— WRITTEN TASK —
All lines holding the string "annth" are to be shown.
++++ SOURCE MATERIAL
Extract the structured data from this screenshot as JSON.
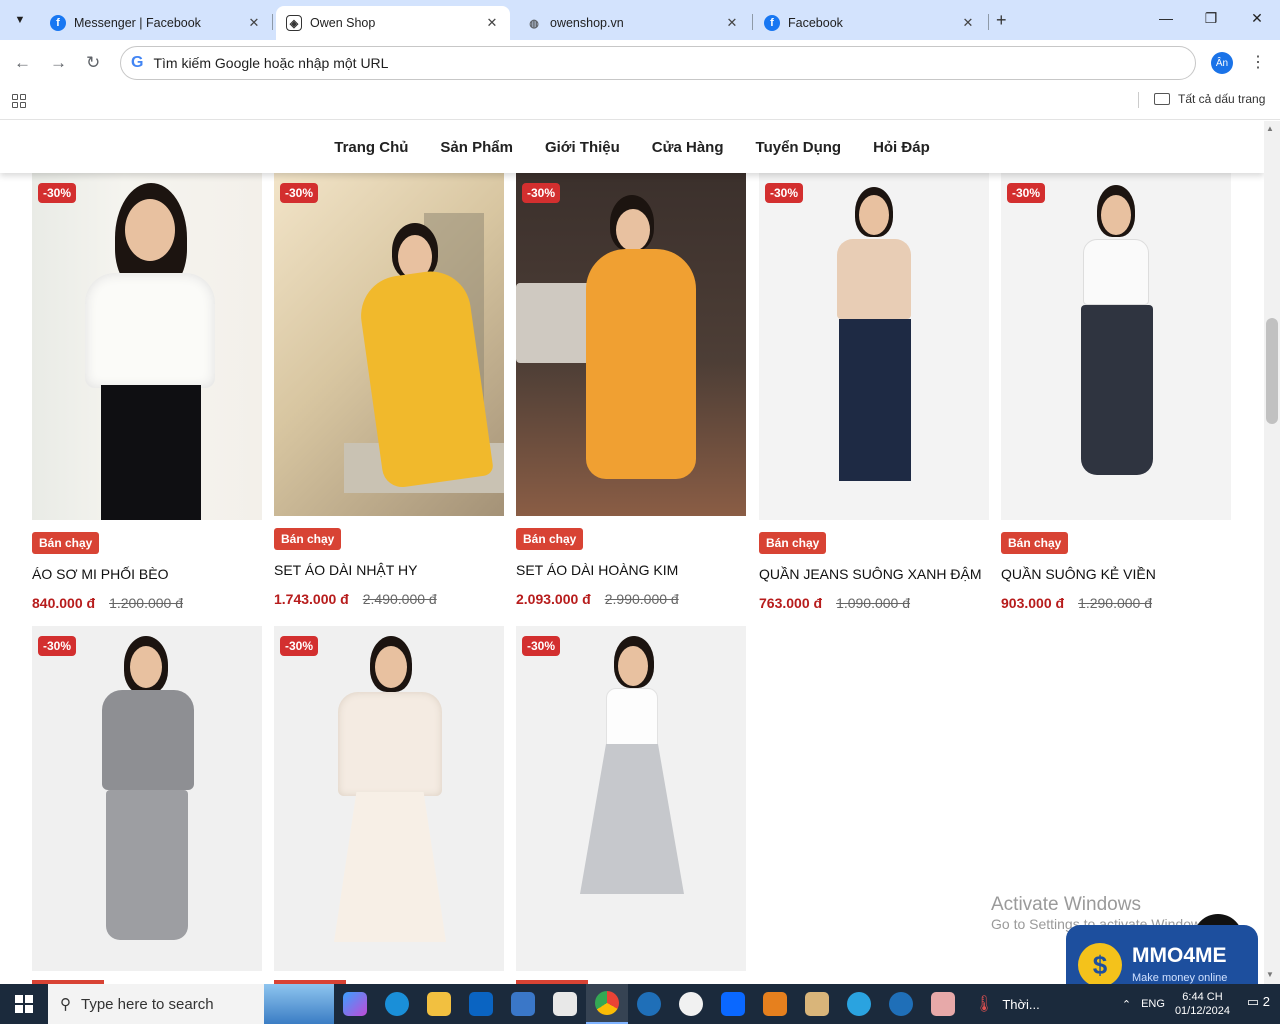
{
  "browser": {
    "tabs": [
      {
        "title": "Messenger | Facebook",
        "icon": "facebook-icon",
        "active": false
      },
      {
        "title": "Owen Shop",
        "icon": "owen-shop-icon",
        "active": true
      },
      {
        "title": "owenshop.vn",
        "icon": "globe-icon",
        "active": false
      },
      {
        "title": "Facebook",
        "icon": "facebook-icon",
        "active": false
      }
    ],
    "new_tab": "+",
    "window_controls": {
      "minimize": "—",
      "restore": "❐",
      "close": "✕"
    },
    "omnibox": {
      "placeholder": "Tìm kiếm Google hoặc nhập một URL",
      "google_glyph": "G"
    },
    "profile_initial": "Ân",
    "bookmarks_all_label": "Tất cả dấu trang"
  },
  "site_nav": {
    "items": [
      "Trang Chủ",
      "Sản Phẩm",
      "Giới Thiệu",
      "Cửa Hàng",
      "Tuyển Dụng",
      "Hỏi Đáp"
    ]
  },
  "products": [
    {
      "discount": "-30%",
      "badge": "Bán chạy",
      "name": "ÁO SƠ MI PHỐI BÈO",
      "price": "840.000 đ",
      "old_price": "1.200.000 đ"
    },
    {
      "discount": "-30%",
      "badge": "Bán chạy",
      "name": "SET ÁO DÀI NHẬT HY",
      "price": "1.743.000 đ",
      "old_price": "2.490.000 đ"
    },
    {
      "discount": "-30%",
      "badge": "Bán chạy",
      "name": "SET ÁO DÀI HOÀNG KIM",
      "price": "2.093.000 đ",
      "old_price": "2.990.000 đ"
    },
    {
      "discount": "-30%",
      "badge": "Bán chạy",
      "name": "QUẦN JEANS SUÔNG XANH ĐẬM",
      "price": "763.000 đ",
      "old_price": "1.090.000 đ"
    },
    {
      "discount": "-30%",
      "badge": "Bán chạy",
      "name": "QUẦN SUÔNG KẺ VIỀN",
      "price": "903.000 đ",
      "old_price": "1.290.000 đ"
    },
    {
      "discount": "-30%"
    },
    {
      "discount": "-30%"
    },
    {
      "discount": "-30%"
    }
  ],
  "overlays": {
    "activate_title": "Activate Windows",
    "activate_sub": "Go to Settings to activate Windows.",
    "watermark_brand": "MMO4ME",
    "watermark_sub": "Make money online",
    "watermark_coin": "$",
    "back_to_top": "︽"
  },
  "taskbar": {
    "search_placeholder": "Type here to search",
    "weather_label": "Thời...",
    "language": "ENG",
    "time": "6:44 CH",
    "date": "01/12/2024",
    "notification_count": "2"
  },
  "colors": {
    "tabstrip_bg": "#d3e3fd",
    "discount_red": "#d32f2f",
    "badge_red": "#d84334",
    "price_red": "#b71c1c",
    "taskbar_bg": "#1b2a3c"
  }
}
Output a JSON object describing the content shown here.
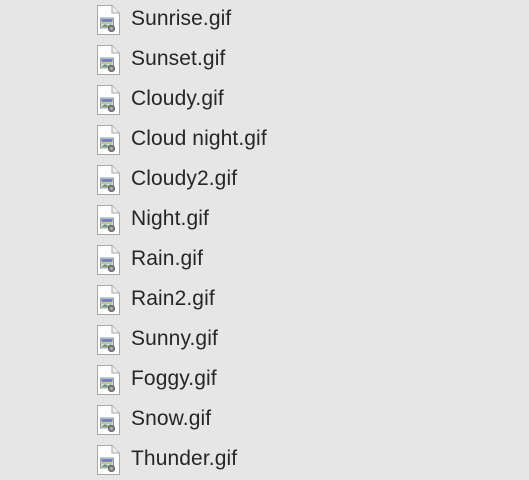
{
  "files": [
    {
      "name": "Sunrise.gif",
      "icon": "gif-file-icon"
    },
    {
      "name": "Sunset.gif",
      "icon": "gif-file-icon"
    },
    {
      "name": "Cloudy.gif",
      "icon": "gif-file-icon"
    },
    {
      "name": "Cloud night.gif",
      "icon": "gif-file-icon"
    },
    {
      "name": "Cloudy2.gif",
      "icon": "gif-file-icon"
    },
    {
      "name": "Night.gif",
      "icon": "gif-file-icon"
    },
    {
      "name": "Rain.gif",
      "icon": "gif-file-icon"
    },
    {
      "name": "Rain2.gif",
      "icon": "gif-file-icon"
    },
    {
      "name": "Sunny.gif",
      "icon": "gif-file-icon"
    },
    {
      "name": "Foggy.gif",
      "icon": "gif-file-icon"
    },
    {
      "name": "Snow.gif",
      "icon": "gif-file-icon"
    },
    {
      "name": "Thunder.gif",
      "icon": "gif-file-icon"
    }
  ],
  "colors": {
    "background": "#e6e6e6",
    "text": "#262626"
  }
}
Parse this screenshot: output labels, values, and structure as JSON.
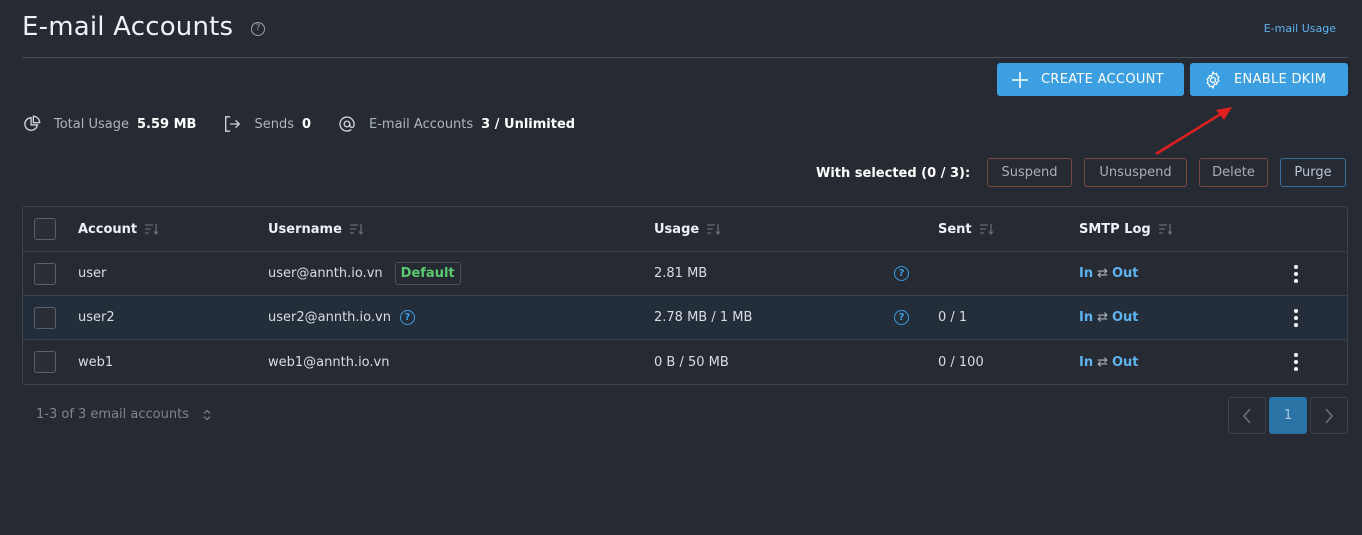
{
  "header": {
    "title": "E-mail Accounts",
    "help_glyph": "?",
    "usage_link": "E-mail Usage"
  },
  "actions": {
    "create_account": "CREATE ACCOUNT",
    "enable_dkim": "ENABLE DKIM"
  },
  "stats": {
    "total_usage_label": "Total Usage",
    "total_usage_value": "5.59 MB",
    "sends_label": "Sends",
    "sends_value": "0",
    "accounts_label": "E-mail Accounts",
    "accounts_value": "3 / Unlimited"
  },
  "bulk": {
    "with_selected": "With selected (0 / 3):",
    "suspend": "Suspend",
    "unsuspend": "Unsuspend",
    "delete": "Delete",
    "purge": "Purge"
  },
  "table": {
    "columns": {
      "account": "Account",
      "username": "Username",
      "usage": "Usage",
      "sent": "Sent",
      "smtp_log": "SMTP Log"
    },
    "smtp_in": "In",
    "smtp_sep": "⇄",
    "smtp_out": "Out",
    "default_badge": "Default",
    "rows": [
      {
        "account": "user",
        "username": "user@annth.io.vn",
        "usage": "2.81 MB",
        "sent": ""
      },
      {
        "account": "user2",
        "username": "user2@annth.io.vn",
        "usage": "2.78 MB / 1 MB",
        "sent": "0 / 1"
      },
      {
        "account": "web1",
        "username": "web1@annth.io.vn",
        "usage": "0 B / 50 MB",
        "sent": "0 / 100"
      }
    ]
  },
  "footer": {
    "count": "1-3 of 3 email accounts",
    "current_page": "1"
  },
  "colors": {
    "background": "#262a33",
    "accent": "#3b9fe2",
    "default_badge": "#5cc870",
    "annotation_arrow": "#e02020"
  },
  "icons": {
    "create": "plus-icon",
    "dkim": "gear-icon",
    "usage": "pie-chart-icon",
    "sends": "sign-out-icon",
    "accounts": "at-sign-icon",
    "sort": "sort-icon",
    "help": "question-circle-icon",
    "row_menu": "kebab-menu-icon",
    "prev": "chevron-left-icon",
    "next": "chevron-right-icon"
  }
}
++++++++
— TASK SOLUTION —
        "username": "user@annth.io.vn",
        "username": "user2@annth.io.vn",
        "username": "web1@annth.io.vn",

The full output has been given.